Goal of the exercise:
After locating the line that contains "Enumerate this screenshot's", quote it and all lines after it through the end of the entries, and nothing more. Pictures stay out.

Task data:
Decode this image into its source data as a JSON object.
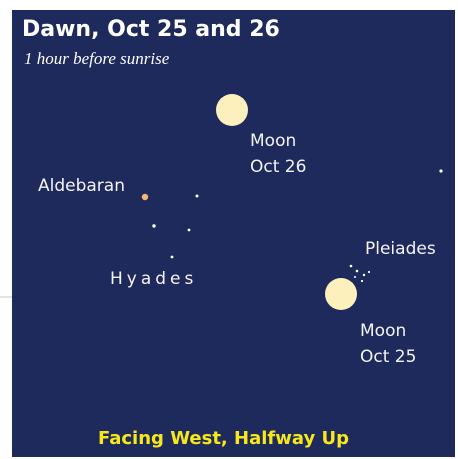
{
  "header": {
    "title": "Dawn, Oct 25 and 26",
    "subtitle": "1 hour before sunrise"
  },
  "labels": {
    "moon_26": [
      "Moon",
      "Oct 26"
    ],
    "aldebaran": "Aldebaran",
    "hyades": "Hyades",
    "pleiades": "Pleiades",
    "moon_25": [
      "Moon",
      "Oct 25"
    ]
  },
  "footer": "Facing West, Halfway Up"
}
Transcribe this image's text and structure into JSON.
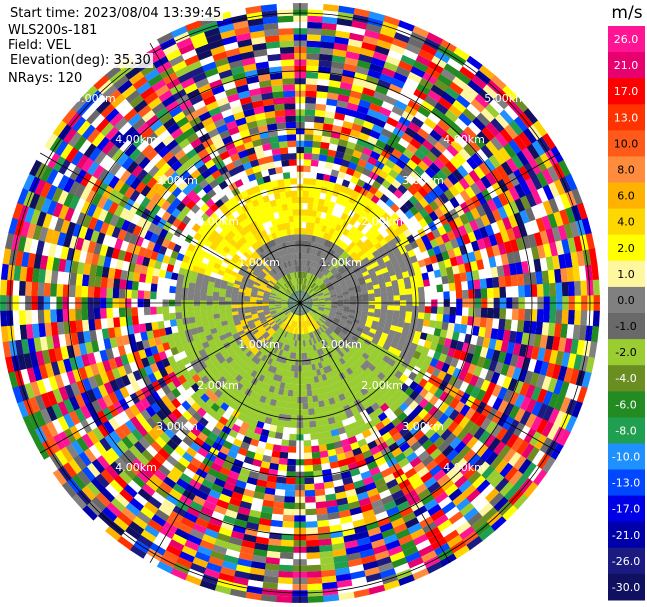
{
  "header": {
    "start_time": "Start time: 2023/08/04 13:39:45",
    "instrument": "WLS200s-181",
    "field": "Field: VEL",
    "elevation": "Elevation(deg): 35.30",
    "nrays": "NRays: 120"
  },
  "colorbar": {
    "unit": "m/s",
    "ticks": [
      "26.0",
      "21.0",
      "17.0",
      "13.0",
      "10.0",
      "8.0",
      "6.0",
      "4.0",
      "2.0",
      "1.0",
      "0.0",
      "-1.0",
      "-2.0",
      "-4.0",
      "-6.0",
      "-8.0",
      "-10.0",
      "-13.0",
      "-17.0",
      "-21.0",
      "-26.0",
      "-30.0"
    ],
    "colors": [
      "#ff1493",
      "#e8006e",
      "#ff0000",
      "#ff3300",
      "#ff5a1a",
      "#ff8c3c",
      "#ffb300",
      "#ffd700",
      "#ffff00",
      "#fff6a0",
      "#808080",
      "#696969",
      "#9acd32",
      "#6b8e23",
      "#228b22",
      "#1f9f4f",
      "#1e90ff",
      "#0047ff",
      "#0000e6",
      "#0000aa",
      "#1a1a80",
      "#101060"
    ]
  },
  "chart_data": {
    "type": "heatmap",
    "title": "",
    "field": "VEL",
    "units": "m/s",
    "elevation_deg": 35.3,
    "n_rays": 120,
    "range_rings_km": [
      "1.00km",
      "2.00km",
      "3.00km",
      "4.00km",
      "5.00km"
    ],
    "azimuth_spokes_deg": [
      0,
      30,
      60,
      90,
      120,
      150,
      180,
      210,
      240,
      270,
      300,
      330
    ],
    "color_scale_min": -30.0,
    "color_scale_max": 26.0,
    "pattern": {
      "north_sector_near": "2.0 to 4.0 m/s (yellow)",
      "south_sector_near": "-2.0 to -4.0 m/s (green)",
      "ring_band_near": "0.0 to -1.0 m/s (gray)",
      "far_range": "noise, full color range"
    }
  },
  "ring_labels": [
    {
      "text": "1.00km"
    },
    {
      "text": "1.00km"
    },
    {
      "text": "1.00km"
    },
    {
      "text": "1.00km"
    },
    {
      "text": "2.00km"
    },
    {
      "text": "2.00km"
    },
    {
      "text": "2.00km"
    },
    {
      "text": "2.00km"
    },
    {
      "text": "3.00km"
    },
    {
      "text": "3.00km"
    },
    {
      "text": "3.00km"
    },
    {
      "text": "3.00km"
    },
    {
      "text": "4.00km"
    },
    {
      "text": "4.00km"
    },
    {
      "text": "4.00km"
    },
    {
      "text": "4.00km"
    },
    {
      "text": "5.00km"
    },
    {
      "text": "5.00km"
    }
  ]
}
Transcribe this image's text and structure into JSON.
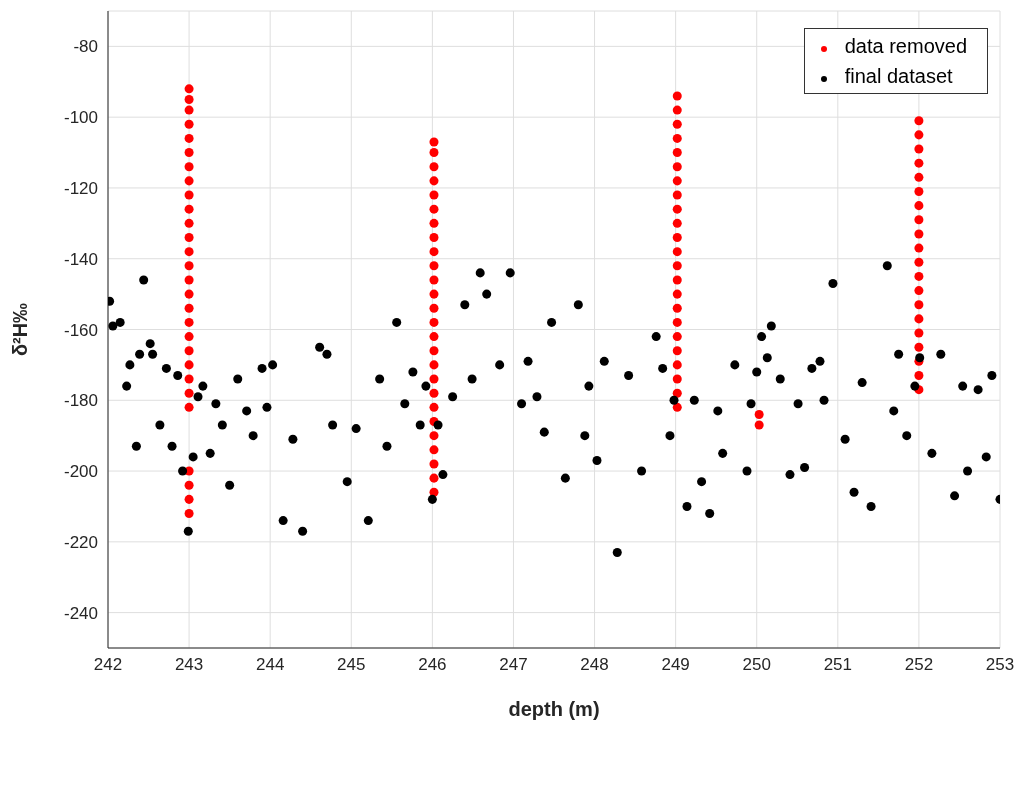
{
  "chart_data": {
    "type": "scatter",
    "xlabel": "depth (m)",
    "ylabel": "δ²H‰",
    "xlim": [
      242,
      253
    ],
    "xticks": [
      242,
      243,
      244,
      245,
      246,
      247,
      248,
      249,
      250,
      251,
      252,
      253
    ],
    "ylim": [
      -250,
      -70
    ],
    "yticks": [
      -240,
      -220,
      -200,
      -180,
      -160,
      -140,
      -120,
      -100,
      -80
    ],
    "grid": true,
    "legend": "top right",
    "marker": "circle",
    "series": [
      {
        "name": "data removed",
        "color": "#ff0000",
        "x": [
          243,
          243,
          243,
          243,
          243,
          243,
          243,
          243,
          243,
          243,
          243,
          243,
          243,
          243,
          243,
          243,
          243,
          243,
          243,
          243,
          243,
          243,
          243,
          243,
          243,
          243,
          243,
          243,
          246.02,
          246.02,
          246.02,
          246.02,
          246.02,
          246.02,
          246.02,
          246.02,
          246.02,
          246.02,
          246.02,
          246.02,
          246.02,
          246.02,
          246.02,
          246.02,
          246.02,
          246.02,
          246.02,
          246.02,
          246.02,
          246.02,
          246.02,
          246.02,
          246.02,
          246.02,
          249.02,
          249.02,
          249.02,
          249.02,
          249.02,
          249.02,
          249.02,
          249.02,
          249.02,
          249.02,
          249.02,
          249.02,
          249.02,
          249.02,
          249.02,
          249.02,
          249.02,
          249.02,
          249.02,
          249.02,
          249.02,
          249.02,
          249.02,
          250.03,
          250.03,
          252,
          252,
          252,
          252,
          252,
          252,
          252,
          252,
          252,
          252,
          252,
          252,
          252,
          252,
          252,
          252,
          252,
          252,
          252,
          252
        ],
        "values": [
          -92,
          -95,
          -98,
          -102,
          -106,
          -110,
          -114,
          -118,
          -122,
          -126,
          -130,
          -134,
          -138,
          -142,
          -146,
          -150,
          -154,
          -158,
          -162,
          -166,
          -170,
          -174,
          -178,
          -182,
          -200,
          -204,
          -208,
          -212,
          -107,
          -110,
          -114,
          -118,
          -122,
          -126,
          -130,
          -134,
          -138,
          -142,
          -146,
          -150,
          -154,
          -158,
          -162,
          -166,
          -170,
          -174,
          -178,
          -182,
          -186,
          -190,
          -194,
          -198,
          -202,
          -206,
          -94,
          -98,
          -102,
          -106,
          -110,
          -114,
          -118,
          -122,
          -126,
          -130,
          -134,
          -138,
          -142,
          -146,
          -150,
          -154,
          -158,
          -162,
          -166,
          -170,
          -174,
          -178,
          -182,
          -184,
          -187,
          -101,
          -105,
          -109,
          -113,
          -117,
          -121,
          -125,
          -129,
          -133,
          -137,
          -141,
          -145,
          -149,
          -153,
          -157,
          -161,
          -165,
          -169,
          -173,
          -177
        ]
      },
      {
        "name": "final dataset",
        "color": "#000000",
        "x": [
          242.02,
          242.06,
          242.15,
          242.23,
          242.27,
          242.35,
          242.39,
          242.44,
          242.52,
          242.55,
          242.64,
          242.72,
          242.79,
          242.86,
          242.92,
          242.99,
          243.05,
          243.11,
          243.17,
          243.26,
          243.33,
          243.41,
          243.5,
          243.6,
          243.71,
          243.79,
          243.9,
          243.96,
          244.03,
          244.16,
          244.28,
          244.4,
          244.61,
          244.7,
          244.77,
          244.95,
          245.06,
          245.21,
          245.35,
          245.44,
          245.56,
          245.66,
          245.76,
          245.85,
          245.92,
          246,
          246.07,
          246.13,
          246.25,
          246.4,
          246.49,
          246.59,
          246.67,
          246.83,
          246.96,
          247.1,
          247.18,
          247.29,
          247.38,
          247.47,
          247.64,
          247.8,
          247.88,
          247.93,
          248.03,
          248.12,
          248.28,
          248.42,
          248.58,
          248.76,
          248.84,
          248.93,
          248.98,
          249.14,
          249.23,
          249.32,
          249.42,
          249.52,
          249.58,
          249.73,
          249.88,
          249.93,
          250,
          250.06,
          250.13,
          250.18,
          250.29,
          250.41,
          250.51,
          250.59,
          250.68,
          250.78,
          250.83,
          250.94,
          251.09,
          251.2,
          251.3,
          251.41,
          251.61,
          251.69,
          251.75,
          251.85,
          251.95,
          252.01,
          252.16,
          252.27,
          252.44,
          252.54,
          252.6,
          252.73,
          252.83,
          252.9,
          253
        ],
        "values": [
          -152,
          -159,
          -158,
          -176,
          -170,
          -193,
          -167,
          -146,
          -164,
          -167,
          -187,
          -171,
          -193,
          -173,
          -200,
          -217,
          -196,
          -179,
          -176,
          -195,
          -181,
          -187,
          -204,
          -174,
          -183,
          -190,
          -171,
          -182,
          -170,
          -214,
          -191,
          -217,
          -165,
          -167,
          -187,
          -203,
          -188,
          -214,
          -174,
          -193,
          -158,
          -181,
          -172,
          -187,
          -176,
          -208,
          -187,
          -201,
          -179,
          -153,
          -174,
          -144,
          -150,
          -170,
          -144,
          -181,
          -169,
          -179,
          -189,
          -158,
          -202,
          -153,
          -190,
          -176,
          -197,
          -169,
          -223,
          -173,
          -200,
          -162,
          -171,
          -190,
          -180,
          -210,
          -180,
          -203,
          -212,
          -183,
          -195,
          -170,
          -200,
          -181,
          -172,
          -162,
          -168,
          -159,
          -174,
          -201,
          -181,
          -199,
          -171,
          -169,
          -180,
          -147,
          -191,
          -206,
          -175,
          -210,
          -142,
          -183,
          -167,
          -190,
          -176,
          -168,
          -195,
          -167,
          -207,
          -176,
          -200,
          -177,
          -196,
          -173,
          -208
        ]
      }
    ]
  }
}
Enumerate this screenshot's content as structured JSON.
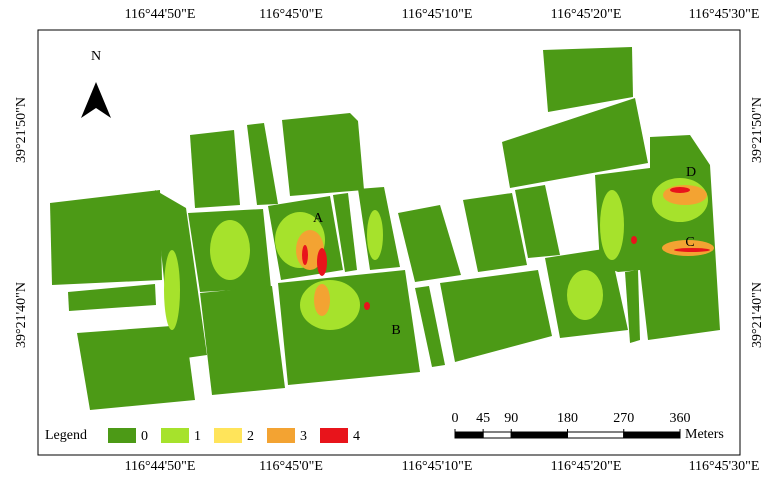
{
  "north": "N",
  "coordinates": {
    "top": [
      "116°44'50\"E",
      "116°45'0\"E",
      "116°45'10\"E",
      "116°45'20\"E",
      "116°45'30\"E"
    ],
    "bottom": [
      "116°44'50\"E",
      "116°45'0\"E",
      "116°45'10\"E",
      "116°45'20\"E",
      "116°45'30\"E"
    ],
    "left": [
      "39°21'50\"N",
      "39°21'40\"N"
    ],
    "right": [
      "39°21'50\"N",
      "39°21'40\"N"
    ]
  },
  "field_labels": [
    "A",
    "B",
    "C",
    "D"
  ],
  "legend": {
    "title": "Legend",
    "classes": [
      {
        "value": 0,
        "color": "#4c9a16"
      },
      {
        "value": 1,
        "color": "#a6e22c"
      },
      {
        "value": 2,
        "color": "#ffe45a"
      },
      {
        "value": 3,
        "color": "#f3a332"
      },
      {
        "value": 4,
        "color": "#e8141b"
      }
    ]
  },
  "scale_bar": {
    "ticks": [
      0,
      45,
      90,
      180,
      270,
      360
    ],
    "unit": "Meters"
  }
}
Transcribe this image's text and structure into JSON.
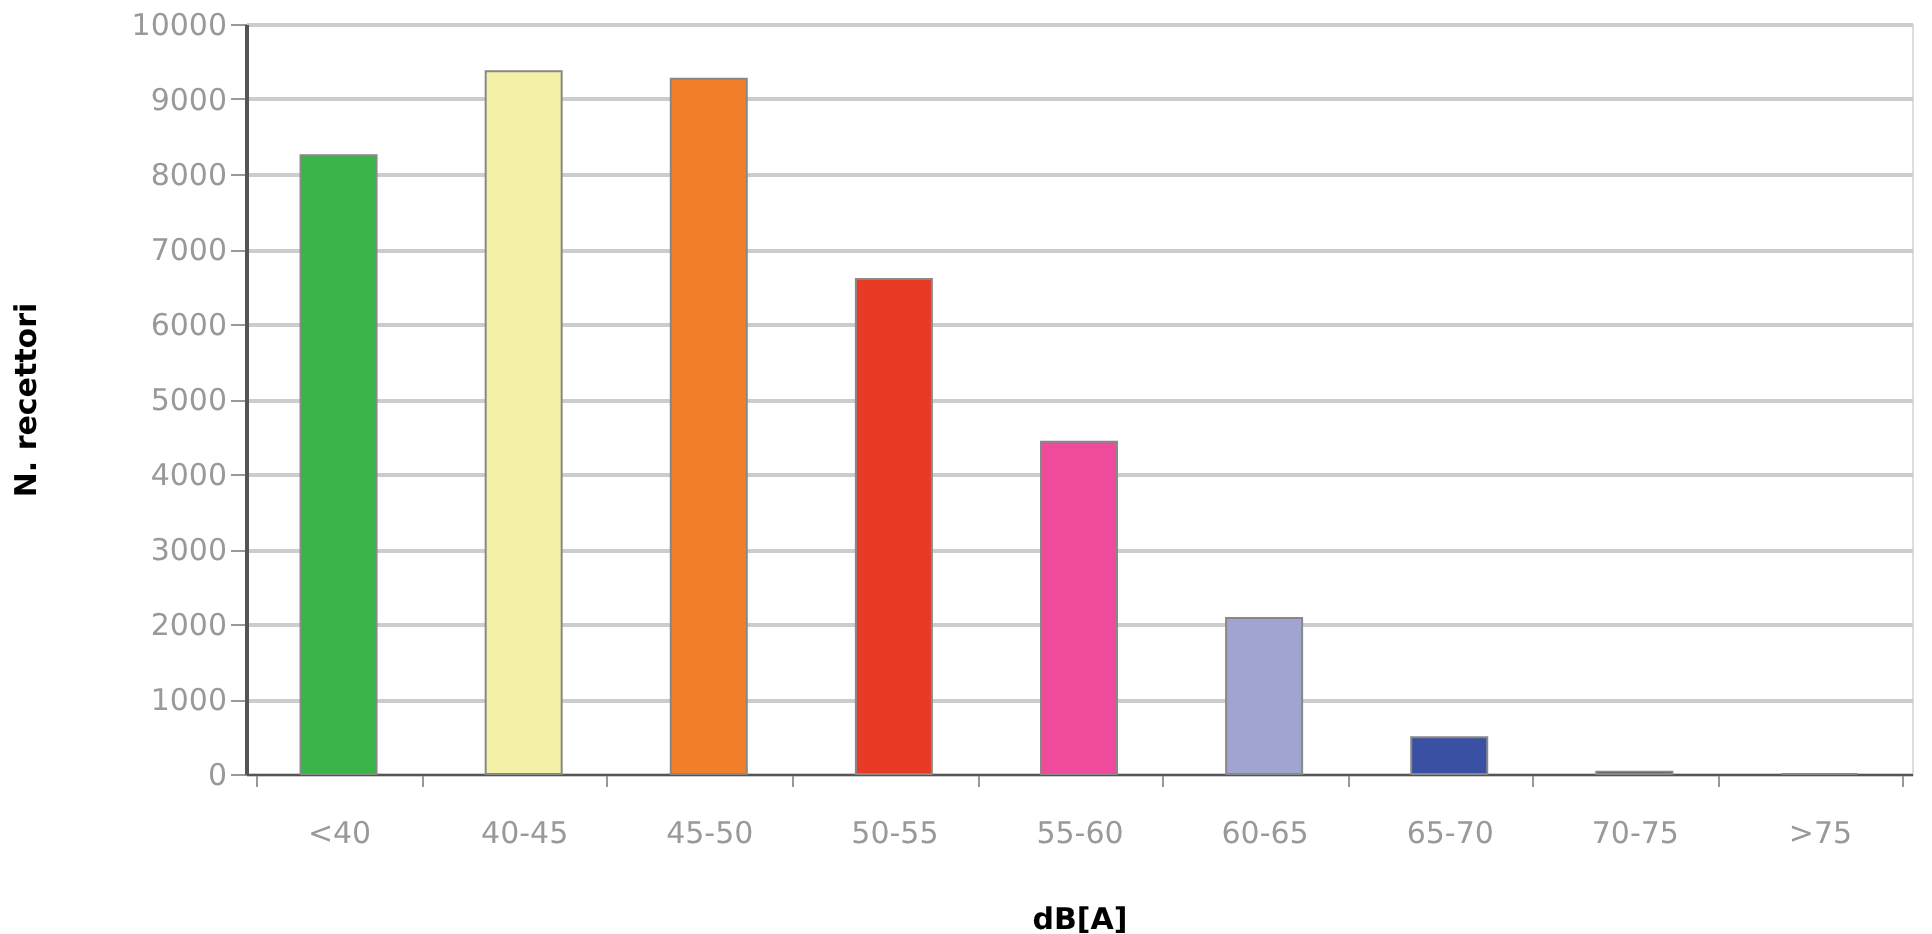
{
  "chart_data": {
    "type": "bar",
    "xlabel": "dB[A]",
    "ylabel": "N. recettori",
    "categories": [
      "<40",
      "40-45",
      "45-50",
      "50-55",
      "55-60",
      "60-65",
      "65-70",
      "70-75",
      ">75"
    ],
    "values": [
      8250,
      9370,
      9270,
      6600,
      4430,
      2080,
      490,
      30,
      0
    ],
    "colors": [
      "#3bb44a",
      "#f5f0a8",
      "#f27f2a",
      "#e93a25",
      "#ef4a9b",
      "#9fa4d0",
      "#3a50a2",
      "#1a1a1a",
      "#888888"
    ],
    "ylim": [
      0,
      10000
    ],
    "yticks": [
      0,
      1000,
      2000,
      3000,
      4000,
      5000,
      6000,
      7000,
      8000,
      9000,
      10000
    ],
    "grid": "y"
  }
}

Result below:
Enumerate this screenshot's content as structured JSON.
{
  "north": "N",
  "coordinates": {
    "top": [
      "116°44'50\"E",
      "116°45'0\"E",
      "116°45'10\"E",
      "116°45'20\"E",
      "116°45'30\"E"
    ],
    "bottom": [
      "116°44'50\"E",
      "116°45'0\"E",
      "116°45'10\"E",
      "116°45'20\"E",
      "116°45'30\"E"
    ],
    "left": [
      "39°21'50\"N",
      "39°21'40\"N"
    ],
    "right": [
      "39°21'50\"N",
      "39°21'40\"N"
    ]
  },
  "field_labels": [
    "A",
    "B",
    "C",
    "D"
  ],
  "legend": {
    "title": "Legend",
    "classes": [
      {
        "value": 0,
        "color": "#4c9a16"
      },
      {
        "value": 1,
        "color": "#a6e22c"
      },
      {
        "value": 2,
        "color": "#ffe45a"
      },
      {
        "value": 3,
        "color": "#f3a332"
      },
      {
        "value": 4,
        "color": "#e8141b"
      }
    ]
  },
  "scale_bar": {
    "ticks": [
      0,
      45,
      90,
      180,
      270,
      360
    ],
    "unit": "Meters"
  }
}
Transcribe this image's text and structure into JSON.
{
  "chart_data": {
    "type": "bar",
    "xlabel": "dB[A]",
    "ylabel": "N. recettori",
    "categories": [
      "<40",
      "40-45",
      "45-50",
      "50-55",
      "55-60",
      "60-65",
      "65-70",
      "70-75",
      ">75"
    ],
    "values": [
      8250,
      9370,
      9270,
      6600,
      4430,
      2080,
      490,
      30,
      0
    ],
    "colors": [
      "#3bb44a",
      "#f5f0a8",
      "#f27f2a",
      "#e93a25",
      "#ef4a9b",
      "#9fa4d0",
      "#3a50a2",
      "#1a1a1a",
      "#888888"
    ],
    "ylim": [
      0,
      10000
    ],
    "yticks": [
      0,
      1000,
      2000,
      3000,
      4000,
      5000,
      6000,
      7000,
      8000,
      9000,
      10000
    ],
    "grid": "y"
  }
}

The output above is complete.